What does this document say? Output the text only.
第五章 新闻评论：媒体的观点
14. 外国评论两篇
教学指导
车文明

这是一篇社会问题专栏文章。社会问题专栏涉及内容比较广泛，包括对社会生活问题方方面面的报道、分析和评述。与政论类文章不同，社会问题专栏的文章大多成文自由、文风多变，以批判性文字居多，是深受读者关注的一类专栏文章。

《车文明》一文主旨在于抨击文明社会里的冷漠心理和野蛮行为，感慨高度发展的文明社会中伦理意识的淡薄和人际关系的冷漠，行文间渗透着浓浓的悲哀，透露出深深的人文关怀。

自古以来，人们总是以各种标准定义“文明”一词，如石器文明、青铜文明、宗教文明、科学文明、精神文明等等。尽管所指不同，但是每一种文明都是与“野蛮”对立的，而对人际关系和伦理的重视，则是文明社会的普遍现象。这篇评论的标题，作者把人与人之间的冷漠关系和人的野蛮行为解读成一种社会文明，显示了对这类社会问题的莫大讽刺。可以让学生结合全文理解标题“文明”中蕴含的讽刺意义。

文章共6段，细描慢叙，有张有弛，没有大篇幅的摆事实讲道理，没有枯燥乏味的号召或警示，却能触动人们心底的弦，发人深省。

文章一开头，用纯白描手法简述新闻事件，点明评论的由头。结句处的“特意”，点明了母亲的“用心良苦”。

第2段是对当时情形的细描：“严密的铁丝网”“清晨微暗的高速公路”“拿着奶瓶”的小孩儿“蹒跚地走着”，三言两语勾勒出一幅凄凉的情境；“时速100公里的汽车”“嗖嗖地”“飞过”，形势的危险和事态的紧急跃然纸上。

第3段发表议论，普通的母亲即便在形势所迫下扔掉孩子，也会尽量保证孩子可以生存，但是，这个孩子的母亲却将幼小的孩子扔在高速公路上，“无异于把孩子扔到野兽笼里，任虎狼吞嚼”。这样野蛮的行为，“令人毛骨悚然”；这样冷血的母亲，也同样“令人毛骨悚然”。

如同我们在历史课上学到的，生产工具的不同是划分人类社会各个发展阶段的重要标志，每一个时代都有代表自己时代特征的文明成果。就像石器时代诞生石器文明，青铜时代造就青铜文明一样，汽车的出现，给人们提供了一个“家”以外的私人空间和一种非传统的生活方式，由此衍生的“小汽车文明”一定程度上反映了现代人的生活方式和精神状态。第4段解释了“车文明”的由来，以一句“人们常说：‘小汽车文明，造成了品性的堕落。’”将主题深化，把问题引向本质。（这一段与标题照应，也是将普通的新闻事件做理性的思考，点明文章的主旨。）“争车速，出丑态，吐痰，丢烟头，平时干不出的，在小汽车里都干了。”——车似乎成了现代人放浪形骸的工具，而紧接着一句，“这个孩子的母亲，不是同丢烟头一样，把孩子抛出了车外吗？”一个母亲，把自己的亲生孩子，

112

--

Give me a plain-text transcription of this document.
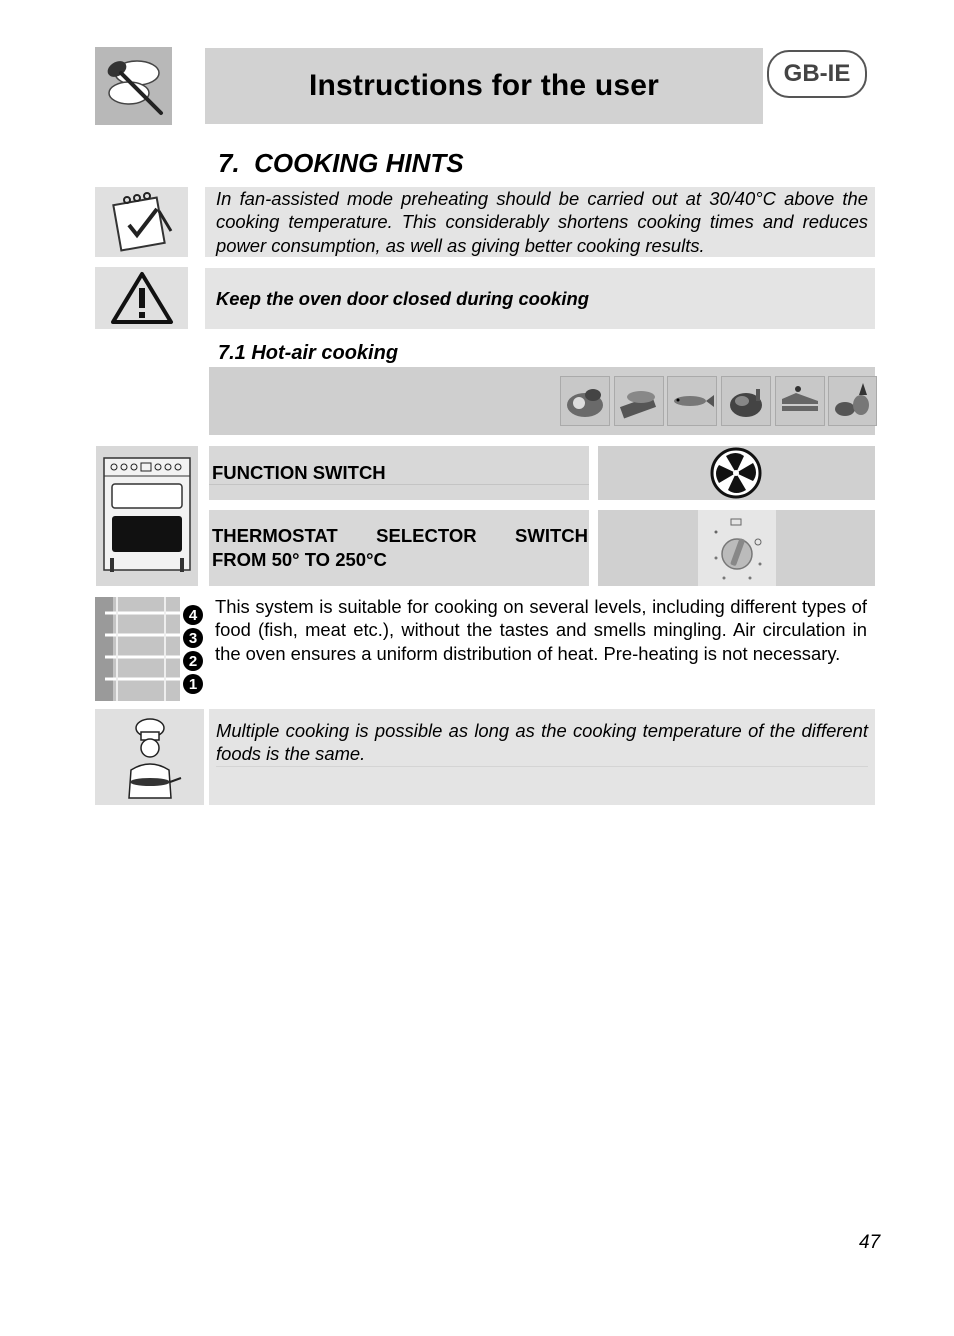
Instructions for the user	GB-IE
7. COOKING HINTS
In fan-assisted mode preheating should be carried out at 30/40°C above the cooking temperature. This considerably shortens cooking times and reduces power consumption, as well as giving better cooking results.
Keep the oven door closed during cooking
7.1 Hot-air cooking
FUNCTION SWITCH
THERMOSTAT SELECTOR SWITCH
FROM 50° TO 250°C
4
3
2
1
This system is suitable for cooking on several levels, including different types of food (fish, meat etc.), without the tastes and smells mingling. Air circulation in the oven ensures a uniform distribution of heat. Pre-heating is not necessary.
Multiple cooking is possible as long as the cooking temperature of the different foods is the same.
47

What you need to do ▸ Go through the data and gather every line that holds "document".

Solution ▸
What does this document say? Output the text only.
Give me a plain-text transcription of this document.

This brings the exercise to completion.